TASK DESCRIPTION: In how many lines does the string "الرقم" appear? Answer with the number only.

RECORDS FOR PROCESSING:

========================

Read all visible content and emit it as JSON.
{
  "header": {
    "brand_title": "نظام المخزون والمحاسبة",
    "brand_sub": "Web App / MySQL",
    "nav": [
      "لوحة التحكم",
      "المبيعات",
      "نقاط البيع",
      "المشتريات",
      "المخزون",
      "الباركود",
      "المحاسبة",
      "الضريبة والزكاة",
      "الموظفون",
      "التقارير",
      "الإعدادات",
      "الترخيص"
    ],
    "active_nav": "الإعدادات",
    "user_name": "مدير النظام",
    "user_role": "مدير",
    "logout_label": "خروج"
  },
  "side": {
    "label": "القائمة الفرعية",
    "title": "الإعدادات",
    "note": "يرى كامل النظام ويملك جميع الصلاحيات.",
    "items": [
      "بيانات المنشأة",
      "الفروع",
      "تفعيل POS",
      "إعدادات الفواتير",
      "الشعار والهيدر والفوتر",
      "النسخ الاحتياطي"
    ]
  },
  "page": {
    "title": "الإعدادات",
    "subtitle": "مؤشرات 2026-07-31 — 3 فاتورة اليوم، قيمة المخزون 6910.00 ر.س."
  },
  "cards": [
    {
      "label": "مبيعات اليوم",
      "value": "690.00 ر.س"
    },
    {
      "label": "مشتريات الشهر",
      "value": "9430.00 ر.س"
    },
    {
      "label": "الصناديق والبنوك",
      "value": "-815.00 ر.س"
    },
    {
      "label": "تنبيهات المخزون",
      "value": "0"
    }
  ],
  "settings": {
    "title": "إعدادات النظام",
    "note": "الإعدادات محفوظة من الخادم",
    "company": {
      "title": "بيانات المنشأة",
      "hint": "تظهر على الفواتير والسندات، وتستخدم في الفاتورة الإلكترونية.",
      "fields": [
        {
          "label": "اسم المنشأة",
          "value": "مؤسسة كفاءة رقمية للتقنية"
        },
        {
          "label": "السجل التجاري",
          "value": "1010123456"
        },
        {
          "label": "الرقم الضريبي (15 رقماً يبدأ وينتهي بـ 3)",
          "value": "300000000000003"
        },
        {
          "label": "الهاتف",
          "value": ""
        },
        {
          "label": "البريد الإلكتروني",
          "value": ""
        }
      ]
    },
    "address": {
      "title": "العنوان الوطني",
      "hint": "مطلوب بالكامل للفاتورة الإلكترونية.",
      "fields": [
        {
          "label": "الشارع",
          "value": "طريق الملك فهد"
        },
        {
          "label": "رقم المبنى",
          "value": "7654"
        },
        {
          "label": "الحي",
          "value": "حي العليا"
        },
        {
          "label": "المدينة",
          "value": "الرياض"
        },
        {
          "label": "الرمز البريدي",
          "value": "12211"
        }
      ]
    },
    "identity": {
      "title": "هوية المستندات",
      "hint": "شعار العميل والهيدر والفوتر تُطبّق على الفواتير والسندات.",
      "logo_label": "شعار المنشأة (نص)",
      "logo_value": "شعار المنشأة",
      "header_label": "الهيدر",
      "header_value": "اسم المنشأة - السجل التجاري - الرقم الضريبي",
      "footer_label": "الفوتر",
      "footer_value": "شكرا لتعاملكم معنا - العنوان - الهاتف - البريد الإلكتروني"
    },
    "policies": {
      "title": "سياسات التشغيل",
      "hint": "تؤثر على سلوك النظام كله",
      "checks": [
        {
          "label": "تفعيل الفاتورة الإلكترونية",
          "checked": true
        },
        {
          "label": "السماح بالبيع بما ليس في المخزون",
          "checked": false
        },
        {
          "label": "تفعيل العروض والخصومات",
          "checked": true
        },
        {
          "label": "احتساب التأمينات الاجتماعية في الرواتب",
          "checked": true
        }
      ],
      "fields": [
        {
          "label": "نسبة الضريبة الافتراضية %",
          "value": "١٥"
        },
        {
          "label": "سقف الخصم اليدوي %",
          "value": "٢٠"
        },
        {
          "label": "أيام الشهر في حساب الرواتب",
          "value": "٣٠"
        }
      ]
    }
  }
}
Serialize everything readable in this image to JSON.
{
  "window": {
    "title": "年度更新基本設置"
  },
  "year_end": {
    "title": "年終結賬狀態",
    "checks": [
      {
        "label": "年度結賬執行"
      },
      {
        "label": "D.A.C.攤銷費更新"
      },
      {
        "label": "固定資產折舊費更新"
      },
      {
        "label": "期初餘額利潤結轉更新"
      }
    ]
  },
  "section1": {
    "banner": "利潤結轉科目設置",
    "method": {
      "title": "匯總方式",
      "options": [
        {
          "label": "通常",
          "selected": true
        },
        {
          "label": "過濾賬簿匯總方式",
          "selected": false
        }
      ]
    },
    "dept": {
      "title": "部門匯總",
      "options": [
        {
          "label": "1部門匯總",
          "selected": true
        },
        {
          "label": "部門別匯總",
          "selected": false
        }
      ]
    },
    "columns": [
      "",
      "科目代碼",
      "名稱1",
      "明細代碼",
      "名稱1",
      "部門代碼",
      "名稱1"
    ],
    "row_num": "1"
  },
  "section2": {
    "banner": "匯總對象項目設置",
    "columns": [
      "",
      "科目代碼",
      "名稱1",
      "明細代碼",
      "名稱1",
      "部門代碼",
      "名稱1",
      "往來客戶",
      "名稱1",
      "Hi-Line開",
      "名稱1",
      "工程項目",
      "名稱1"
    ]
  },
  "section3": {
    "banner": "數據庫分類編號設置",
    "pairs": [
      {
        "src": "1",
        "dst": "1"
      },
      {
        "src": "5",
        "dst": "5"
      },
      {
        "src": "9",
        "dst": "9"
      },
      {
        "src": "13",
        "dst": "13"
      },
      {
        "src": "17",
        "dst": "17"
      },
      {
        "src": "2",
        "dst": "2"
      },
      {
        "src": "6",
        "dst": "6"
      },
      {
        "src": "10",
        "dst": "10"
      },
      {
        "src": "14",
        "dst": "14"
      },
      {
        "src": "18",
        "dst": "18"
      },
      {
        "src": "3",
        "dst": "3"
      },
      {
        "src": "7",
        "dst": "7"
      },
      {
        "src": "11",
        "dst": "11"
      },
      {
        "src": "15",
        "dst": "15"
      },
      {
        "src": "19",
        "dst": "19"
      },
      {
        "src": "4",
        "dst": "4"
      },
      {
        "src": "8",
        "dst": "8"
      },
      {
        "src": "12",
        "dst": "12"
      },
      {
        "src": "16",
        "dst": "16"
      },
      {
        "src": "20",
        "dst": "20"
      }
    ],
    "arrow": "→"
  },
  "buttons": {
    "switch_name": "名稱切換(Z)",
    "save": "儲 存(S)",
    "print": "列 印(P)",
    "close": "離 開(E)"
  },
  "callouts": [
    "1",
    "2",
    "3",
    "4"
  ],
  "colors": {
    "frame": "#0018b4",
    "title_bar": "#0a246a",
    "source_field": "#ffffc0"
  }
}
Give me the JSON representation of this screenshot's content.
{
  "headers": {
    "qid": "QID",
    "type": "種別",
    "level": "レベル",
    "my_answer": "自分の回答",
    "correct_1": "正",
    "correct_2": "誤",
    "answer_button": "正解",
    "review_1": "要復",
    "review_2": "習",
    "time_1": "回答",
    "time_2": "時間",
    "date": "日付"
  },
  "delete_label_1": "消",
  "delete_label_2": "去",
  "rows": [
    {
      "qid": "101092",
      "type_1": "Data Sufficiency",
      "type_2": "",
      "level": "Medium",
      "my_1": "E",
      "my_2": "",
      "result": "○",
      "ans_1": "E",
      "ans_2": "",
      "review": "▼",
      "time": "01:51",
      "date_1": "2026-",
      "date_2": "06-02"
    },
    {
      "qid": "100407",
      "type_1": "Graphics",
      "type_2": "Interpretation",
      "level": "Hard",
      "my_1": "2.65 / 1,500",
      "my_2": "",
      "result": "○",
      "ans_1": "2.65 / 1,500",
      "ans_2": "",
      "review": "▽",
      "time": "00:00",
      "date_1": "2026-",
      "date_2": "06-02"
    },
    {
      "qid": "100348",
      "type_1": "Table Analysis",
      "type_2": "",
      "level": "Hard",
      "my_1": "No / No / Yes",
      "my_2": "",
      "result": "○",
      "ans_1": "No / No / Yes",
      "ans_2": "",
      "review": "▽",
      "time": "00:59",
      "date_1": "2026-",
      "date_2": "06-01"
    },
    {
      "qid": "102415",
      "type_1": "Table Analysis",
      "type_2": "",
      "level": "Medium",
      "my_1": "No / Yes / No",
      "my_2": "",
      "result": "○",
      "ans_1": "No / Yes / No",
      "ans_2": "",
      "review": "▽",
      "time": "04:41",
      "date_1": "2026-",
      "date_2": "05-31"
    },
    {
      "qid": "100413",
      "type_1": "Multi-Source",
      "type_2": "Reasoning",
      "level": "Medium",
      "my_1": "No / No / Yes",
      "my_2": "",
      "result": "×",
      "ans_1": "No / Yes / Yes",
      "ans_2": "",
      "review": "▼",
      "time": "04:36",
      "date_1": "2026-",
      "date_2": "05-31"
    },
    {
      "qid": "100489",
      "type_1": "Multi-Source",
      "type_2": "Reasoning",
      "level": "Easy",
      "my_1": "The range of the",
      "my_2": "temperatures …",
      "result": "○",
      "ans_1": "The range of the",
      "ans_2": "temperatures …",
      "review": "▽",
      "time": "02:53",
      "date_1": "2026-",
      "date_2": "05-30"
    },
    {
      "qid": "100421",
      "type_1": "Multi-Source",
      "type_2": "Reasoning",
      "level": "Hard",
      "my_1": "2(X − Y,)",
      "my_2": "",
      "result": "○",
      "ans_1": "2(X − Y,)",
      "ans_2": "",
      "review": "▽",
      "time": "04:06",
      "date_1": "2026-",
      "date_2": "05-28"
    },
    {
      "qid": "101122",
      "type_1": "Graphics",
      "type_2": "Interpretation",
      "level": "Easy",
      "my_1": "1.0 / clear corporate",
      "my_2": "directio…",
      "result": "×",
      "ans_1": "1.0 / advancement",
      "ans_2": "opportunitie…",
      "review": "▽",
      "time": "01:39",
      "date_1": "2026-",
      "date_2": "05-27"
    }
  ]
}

========================

TASK RESULT: 2